DATASET EXCERPTS:
········
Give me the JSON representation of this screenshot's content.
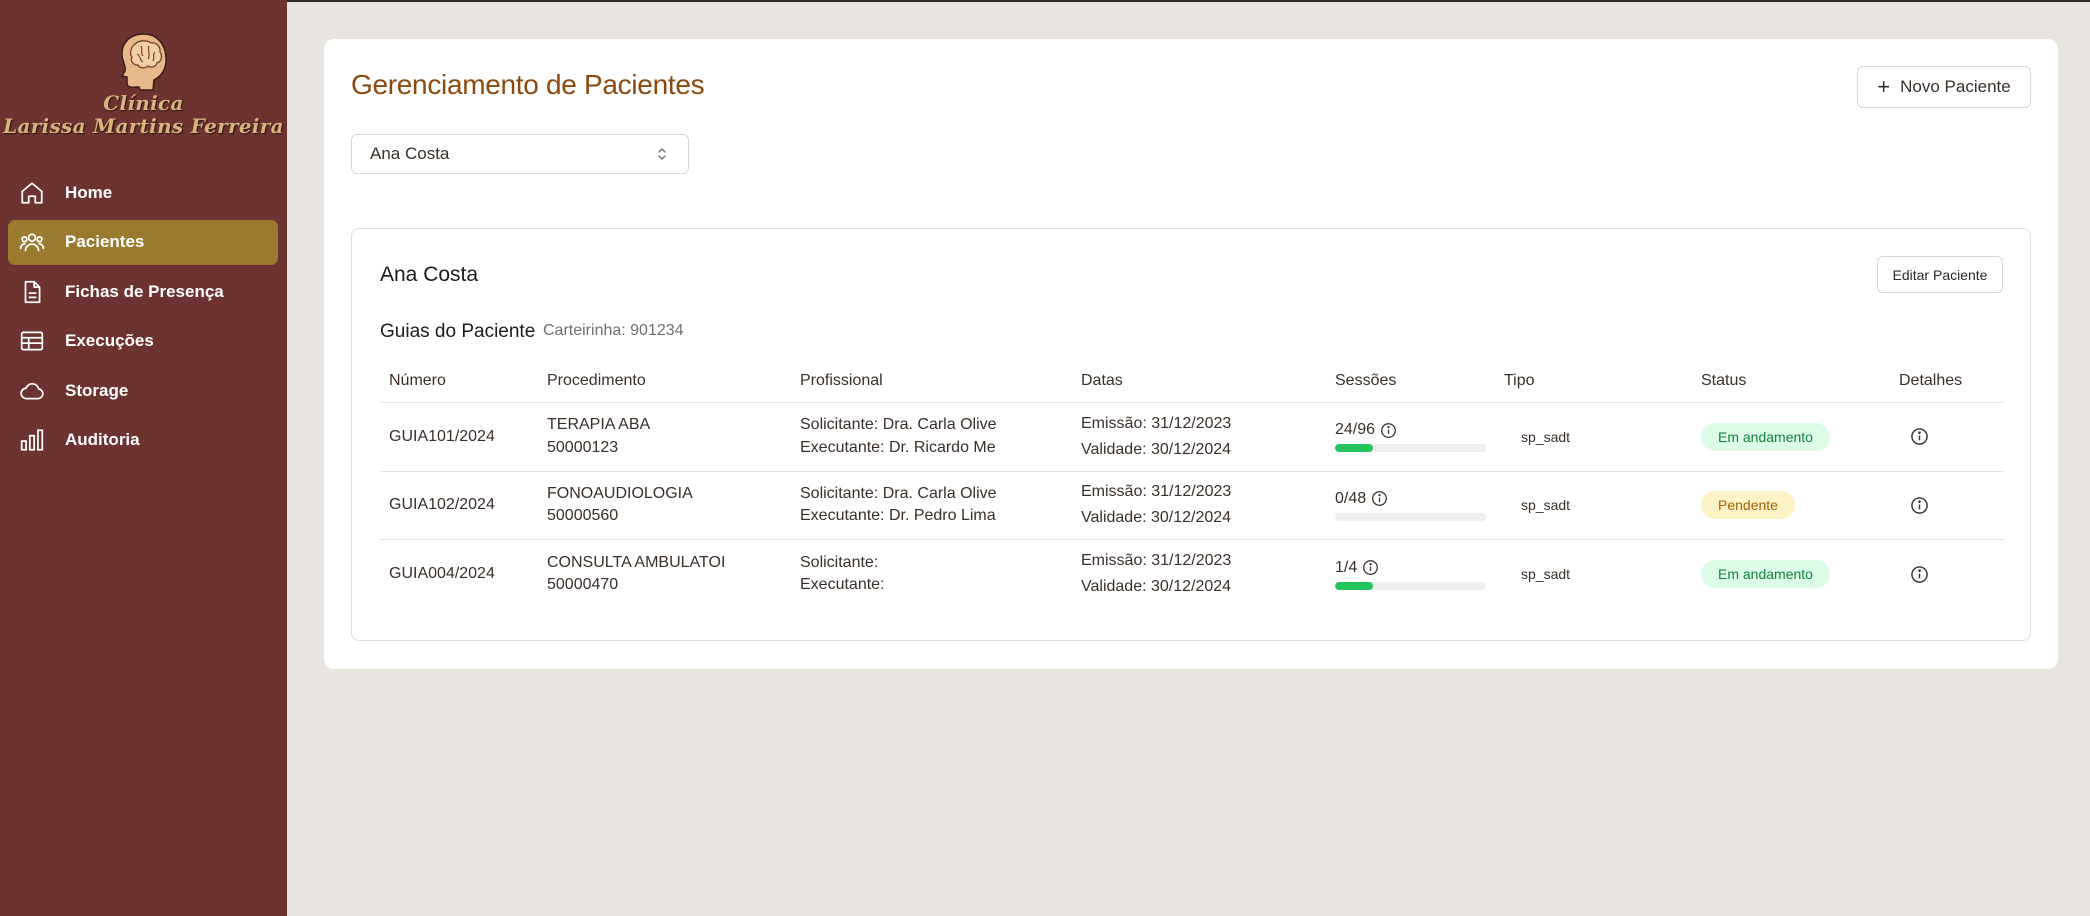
{
  "brand": {
    "line1": "Clínica",
    "line2": "Larissa Martins Ferreira"
  },
  "sidebar": {
    "items": [
      {
        "label": "Home",
        "icon": "home-icon",
        "active": false
      },
      {
        "label": "Pacientes",
        "icon": "users-icon",
        "active": true
      },
      {
        "label": "Fichas de Presença",
        "icon": "file-icon",
        "active": false
      },
      {
        "label": "Execuções",
        "icon": "table-icon",
        "active": false
      },
      {
        "label": "Storage",
        "icon": "cloud-icon",
        "active": false
      },
      {
        "label": "Auditoria",
        "icon": "bar-chart-icon",
        "active": false
      }
    ]
  },
  "page": {
    "title": "Gerenciamento de Pacientes",
    "new_button": "Novo Paciente",
    "selected_patient": "Ana Costa"
  },
  "patient": {
    "name": "Ana Costa",
    "edit_button": "Editar Paciente",
    "guides_title": "Guias do Paciente",
    "card_number": "Carteirinha: 901234"
  },
  "table": {
    "headers": [
      "Número",
      "Procedimento",
      "Profissional",
      "Datas",
      "Sessões",
      "Tipo",
      "Status",
      "Detalhes"
    ],
    "rows": [
      {
        "numero": "GUIA101/2024",
        "procedimento": "TERAPIA ABA",
        "codigo": "50000123",
        "solicitante": "Solicitante: Dra. Carla Olive",
        "executante": "Executante: Dr. Ricardo Me",
        "emissao": "Emissão: 31/12/2023",
        "validade": "Validade: 30/12/2024",
        "sessoes": "24/96",
        "progress": 0.25,
        "tipo": "sp_sadt",
        "status": "Em andamento",
        "status_kind": "running"
      },
      {
        "numero": "GUIA102/2024",
        "procedimento": "FONOAUDIOLOGIA",
        "codigo": "50000560",
        "solicitante": "Solicitante: Dra. Carla Olive",
        "executante": "Executante: Dr. Pedro Lima",
        "emissao": "Emissão: 31/12/2023",
        "validade": "Validade: 30/12/2024",
        "sessoes": "0/48",
        "progress": 0,
        "tipo": "sp_sadt",
        "status": "Pendente",
        "status_kind": "pending"
      },
      {
        "numero": "GUIA004/2024",
        "procedimento": "CONSULTA AMBULATOI",
        "codigo": "50000470",
        "solicitante": "Solicitante:",
        "executante": "Executante:",
        "emissao": "Emissão: 31/12/2023",
        "validade": "Validade: 30/12/2024",
        "sessoes": "1/4",
        "progress": 0.25,
        "tipo": "sp_sadt",
        "status": "Em andamento",
        "status_kind": "running"
      }
    ]
  },
  "colors": {
    "sidebar_bg": "#6d3330",
    "active_item": "#9a7a2f",
    "title": "#8a4a10",
    "progress": "#22c55e"
  }
}
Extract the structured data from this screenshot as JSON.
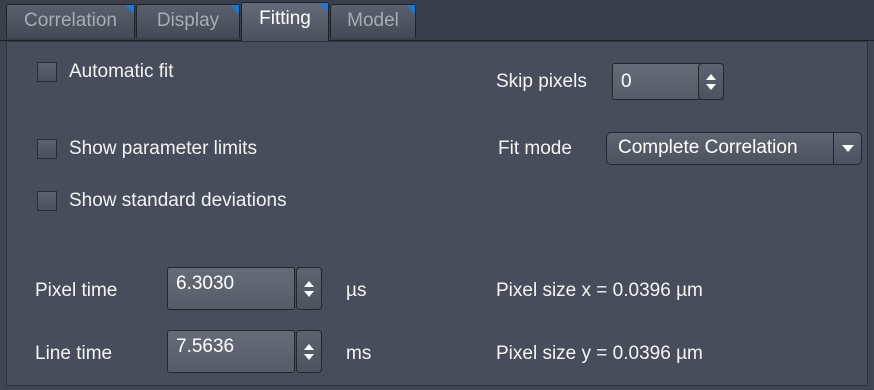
{
  "tabs": [
    {
      "label": "Correlation",
      "active": false
    },
    {
      "label": "Display",
      "active": false
    },
    {
      "label": "Fitting",
      "active": true
    },
    {
      "label": "Model",
      "active": false
    }
  ],
  "options": {
    "automatic_fit": {
      "label": "Automatic fit",
      "checked": false
    },
    "show_parameter_limits": {
      "label": "Show parameter limits",
      "checked": false
    },
    "show_standard_deviations": {
      "label": "Show standard deviations",
      "checked": false
    }
  },
  "skip_pixels": {
    "label": "Skip pixels",
    "value": "0"
  },
  "fit_mode": {
    "label": "Fit mode",
    "value": "Complete Correlation"
  },
  "pixel_time": {
    "label": "Pixel time",
    "value": "6.3030",
    "unit": "µs"
  },
  "line_time": {
    "label": "Line time",
    "value": "7.5636",
    "unit": "ms"
  },
  "pixel_size_x": "Pixel size x = 0.0396 µm",
  "pixel_size_y": "Pixel size y = 0.0396 µm",
  "colors": {
    "accent": "#1e78d8",
    "panel": "#474d5a",
    "background": "#3f4552"
  }
}
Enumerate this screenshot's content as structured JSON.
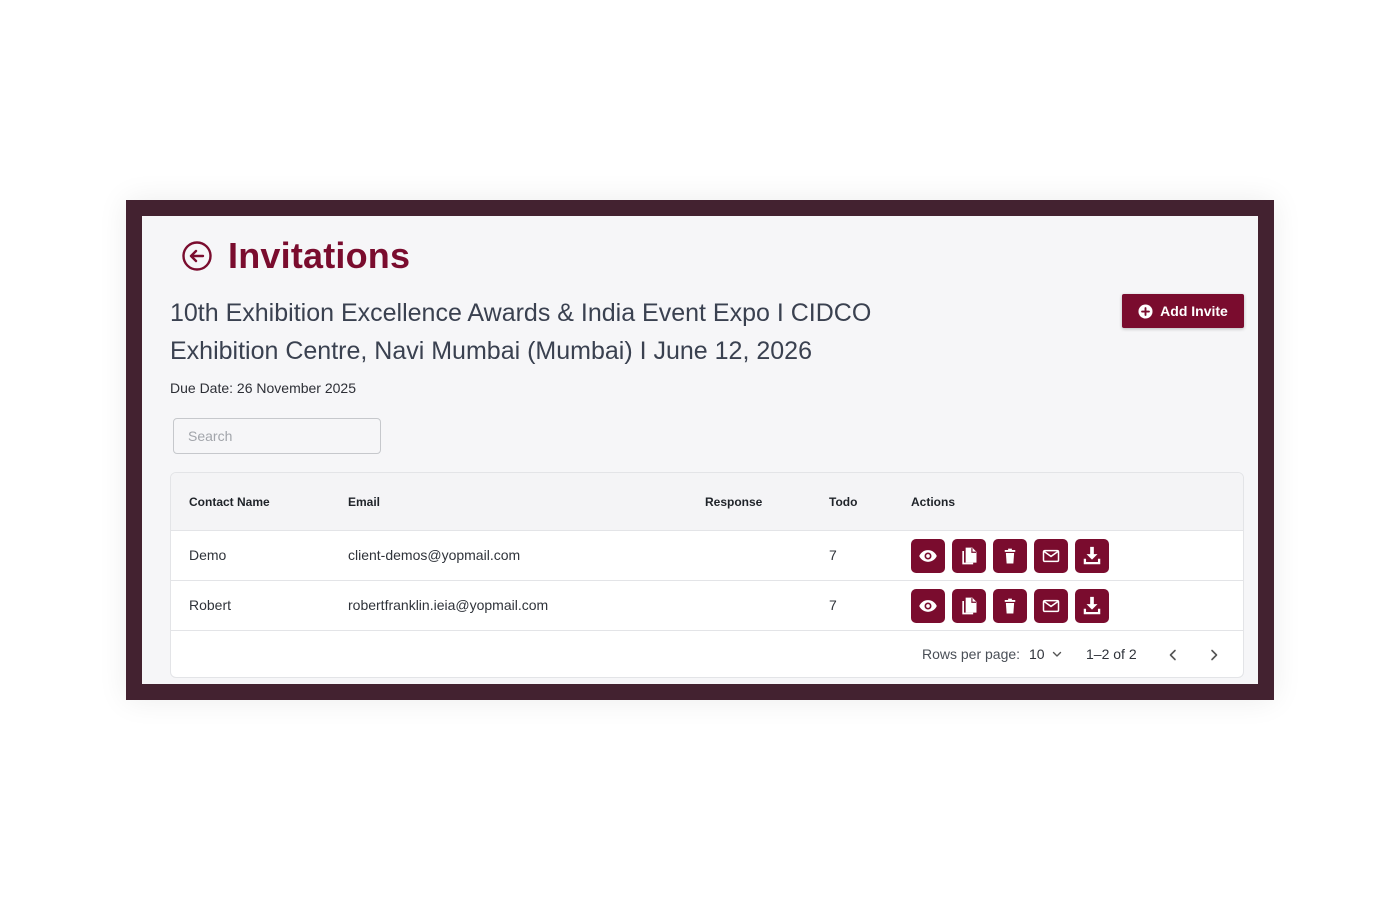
{
  "header": {
    "title": "Invitations",
    "back_icon": "arrow-left-circle-icon"
  },
  "event": {
    "title": "10th Exhibition Excellence Awards & India Event Expo I CIDCO Exhibition Centre, Navi Mumbai (Mumbai) I June 12, 2026",
    "due_date": "Due Date: 26 November 2025"
  },
  "toolbar": {
    "add_invite_label": "Add Invite",
    "add_icon": "plus-circle-icon"
  },
  "search": {
    "placeholder": "Search",
    "value": ""
  },
  "table": {
    "columns": [
      "Contact Name",
      "Email",
      "Response",
      "Todo",
      "Actions"
    ],
    "rows": [
      {
        "contact_name": "Demo",
        "email": "client-demos@yopmail.com",
        "response": "",
        "todo": "7"
      },
      {
        "contact_name": "Robert",
        "email": "robertfranklin.ieia@yopmail.com",
        "response": "",
        "todo": "7"
      }
    ],
    "action_icons": [
      "eye-icon",
      "copy-icon",
      "trash-icon",
      "mail-icon",
      "download-icon"
    ]
  },
  "pagination": {
    "rows_per_page_label": "Rows per page:",
    "rows_per_page_value": "10",
    "range": "1–2 of 2"
  },
  "colors": {
    "accent": "#7a0c2e",
    "frame": "#432230",
    "panel_bg": "#f6f6f8"
  }
}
········
Exclude the images, then output the data above word for word.

RESULT OF THE TASK:
Give me the JSON representation of this screenshot's content.
{
  "brand": {
    "line1": "Clínica",
    "line2": "Larissa Martins Ferreira"
  },
  "sidebar": {
    "items": [
      {
        "label": "Home",
        "icon": "home-icon",
        "active": false
      },
      {
        "label": "Pacientes",
        "icon": "users-icon",
        "active": true
      },
      {
        "label": "Fichas de Presença",
        "icon": "file-icon",
        "active": false
      },
      {
        "label": "Execuções",
        "icon": "table-icon",
        "active": false
      },
      {
        "label": "Storage",
        "icon": "cloud-icon",
        "active": false
      },
      {
        "label": "Auditoria",
        "icon": "bar-chart-icon",
        "active": false
      }
    ]
  },
  "page": {
    "title": "Gerenciamento de Pacientes",
    "new_button": "Novo Paciente",
    "selected_patient": "Ana Costa"
  },
  "patient": {
    "name": "Ana Costa",
    "edit_button": "Editar Paciente",
    "guides_title": "Guias do Paciente",
    "card_number": "Carteirinha: 901234"
  },
  "table": {
    "headers": [
      "Número",
      "Procedimento",
      "Profissional",
      "Datas",
      "Sessões",
      "Tipo",
      "Status",
      "Detalhes"
    ],
    "rows": [
      {
        "numero": "GUIA101/2024",
        "procedimento": "TERAPIA ABA",
        "codigo": "50000123",
        "solicitante": "Solicitante: Dra. Carla Olive",
        "executante": "Executante: Dr. Ricardo Me",
        "emissao": "Emissão: 31/12/2023",
        "validade": "Validade: 30/12/2024",
        "sessoes": "24/96",
        "progress": 0.25,
        "tipo": "sp_sadt",
        "status": "Em andamento",
        "status_kind": "running"
      },
      {
        "numero": "GUIA102/2024",
        "procedimento": "FONOAUDIOLOGIA",
        "codigo": "50000560",
        "solicitante": "Solicitante: Dra. Carla Olive",
        "executante": "Executante: Dr. Pedro Lima",
        "emissao": "Emissão: 31/12/2023",
        "validade": "Validade: 30/12/2024",
        "sessoes": "0/48",
        "progress": 0,
        "tipo": "sp_sadt",
        "status": "Pendente",
        "status_kind": "pending"
      },
      {
        "numero": "GUIA004/2024",
        "procedimento": "CONSULTA AMBULATOI",
        "codigo": "50000470",
        "solicitante": "Solicitante:",
        "executante": "Executante:",
        "emissao": "Emissão: 31/12/2023",
        "validade": "Validade: 30/12/2024",
        "sessoes": "1/4",
        "progress": 0.25,
        "tipo": "sp_sadt",
        "status": "Em andamento",
        "status_kind": "running"
      }
    ]
  },
  "colors": {
    "sidebar_bg": "#6d3330",
    "active_item": "#9a7a2f",
    "title": "#8a4a10",
    "progress": "#22c55e"
  }
}
Extract the structured data from this screenshot as JSON.
{
  "tabs": [
    {
      "label": "Correlation",
      "active": false
    },
    {
      "label": "Display",
      "active": false
    },
    {
      "label": "Fitting",
      "active": true
    },
    {
      "label": "Model",
      "active": false
    }
  ],
  "options": {
    "automatic_fit": {
      "label": "Automatic fit",
      "checked": false
    },
    "show_parameter_limits": {
      "label": "Show parameter limits",
      "checked": false
    },
    "show_standard_deviations": {
      "label": "Show standard deviations",
      "checked": false
    }
  },
  "skip_pixels": {
    "label": "Skip pixels",
    "value": "0"
  },
  "fit_mode": {
    "label": "Fit mode",
    "value": "Complete Correlation"
  },
  "pixel_time": {
    "label": "Pixel time",
    "value": "6.3030",
    "unit": "µs"
  },
  "line_time": {
    "label": "Line time",
    "value": "7.5636",
    "unit": "ms"
  },
  "pixel_size_x": "Pixel size x = 0.0396 µm",
  "pixel_size_y": "Pixel size y = 0.0396 µm",
  "colors": {
    "accent": "#1e78d8",
    "panel": "#474d5a",
    "background": "#3f4552"
  }
}
Enumerate this screenshot's content as structured JSON.
{
  "header": {
    "title": "Invitations",
    "back_icon": "arrow-left-circle-icon"
  },
  "event": {
    "title": "10th Exhibition Excellence Awards & India Event Expo I CIDCO Exhibition Centre, Navi Mumbai (Mumbai) I June 12, 2026",
    "due_date": "Due Date: 26 November 2025"
  },
  "toolbar": {
    "add_invite_label": "Add Invite",
    "add_icon": "plus-circle-icon"
  },
  "search": {
    "placeholder": "Search",
    "value": ""
  },
  "table": {
    "columns": [
      "Contact Name",
      "Email",
      "Response",
      "Todo",
      "Actions"
    ],
    "rows": [
      {
        "contact_name": "Demo",
        "email": "client-demos@yopmail.com",
        "response": "",
        "todo": "7"
      },
      {
        "contact_name": "Robert",
        "email": "robertfranklin.ieia@yopmail.com",
        "response": "",
        "todo": "7"
      }
    ],
    "action_icons": [
      "eye-icon",
      "copy-icon",
      "trash-icon",
      "mail-icon",
      "download-icon"
    ]
  },
  "pagination": {
    "rows_per_page_label": "Rows per page:",
    "rows_per_page_value": "10",
    "range": "1–2 of 2"
  },
  "colors": {
    "accent": "#7a0c2e",
    "frame": "#432230",
    "panel_bg": "#f6f6f8"
  }
}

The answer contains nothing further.